◆ **STATED TASK**:
Write out the archived piece on the Bears Ears National Monument below in full, word for word.

This is an archived article that was published on sltrib.com in 2017, and information in the article may be outdated. It is provided only for personal research purposes and may not be reprinted.

We are writing to encourage President Donald Trump and Interior Secretary-designate Ryan Zinke to proceed cautiously in determining whether to abolish or change the Bears Ears National Monument. While Utah's elected officials are imploring them to take prompt action, the recent Colorado College poll reveals that Utah voters, by a 15-point margin, favor the Bears Ears designation.

Given the depth and breadth of sentiments on all sides of the issue, we urge the administration to visit the monument and engage with its diverse stakeholders before proceeding. Postponing such a momentous decision costs only time and would de-escalate the simmering conflict, while providing the administration sufficient opportunity to weigh the implications of various courses of action.

By any objective standard, the Bears Ears National Monument designation fits the terms of the Antiquities Act. It protects "historic and prehistoric structures and other objects of historic or scientific interest" on federally owned lands. Indeed, the congressionally chartered National Trust for Historic Preservation recognizes that "perhaps nowhere in the United States are so many well-preserved cultural resources found within such a striking and relatively undeveloped natural landscape."

Moreover, the monument proclamation borrows heavily from the Utah delegation's Public Lands Initiative proposal to delineate the protected acreage, establish multi-party advisory groups and ensure Native American access for traditional purposes. Hurriedly revising the Bears Ears National Monument would put irreplaceable resources, and the Native Americans that depend upon them, at risk of irreparable injury.

◆ **INFORMATION SHOWN**:
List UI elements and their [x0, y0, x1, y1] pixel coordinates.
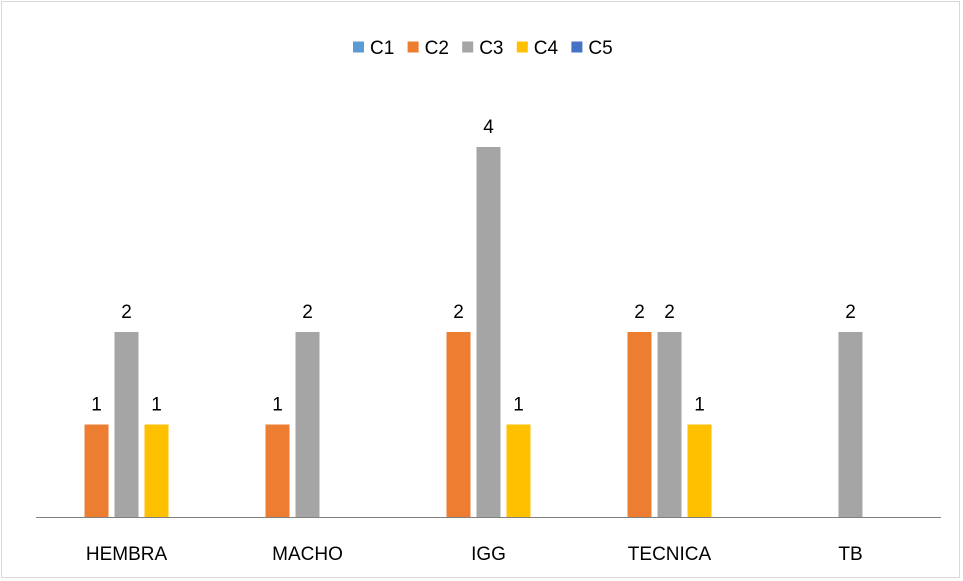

◆ **EXERCISE RESULT**:
This is an archived article that was published on sltrib.com in 2017, and information in the article may be outdated. It is provided only for personal research purposes and may not be reprinted.

We are writing to encourage President Donald Trump and Interior Secretary-designate Ryan Zinke to proceed cautiously in determining whether to abolish or change the Bears Ears National Monument. While Utah's elected officials are imploring them to take prompt action, the recent Colorado College poll reveals that Utah voters, by a 15-point margin, favor the Bears Ears designation.

Given the depth and breadth of sentiments on all sides of the issue, we urge the administration to visit the monument and engage with its diverse stakeholders before proceeding. Postponing such a momentous decision costs only time and would de-escalate the simmering conflict, while providing the administration sufficient opportunity to weigh the implications of various courses of action.

By any objective standard, the Bears Ears National Monument designation fits the terms of the Antiquities Act. It protects "historic and prehistoric structures and other objects of historic or scientific interest" on federally owned lands. Indeed, the congressionally chartered National Trust for Historic Preservation recognizes that "perhaps nowhere in the United States are so many well-preserved cultural resources found within such a striking and relatively undeveloped natural landscape."

Moreover, the monument proclamation borrows heavily from the Utah delegation's Public Lands Initiative proposal to delineate the protected acreage, establish multi-party advisory groups and ensure Native American access for traditional purposes. Hurriedly revising the Bears Ears National Monument would put irreplaceable resources, and the Native Americans that depend upon them, at risk of irreparable injury.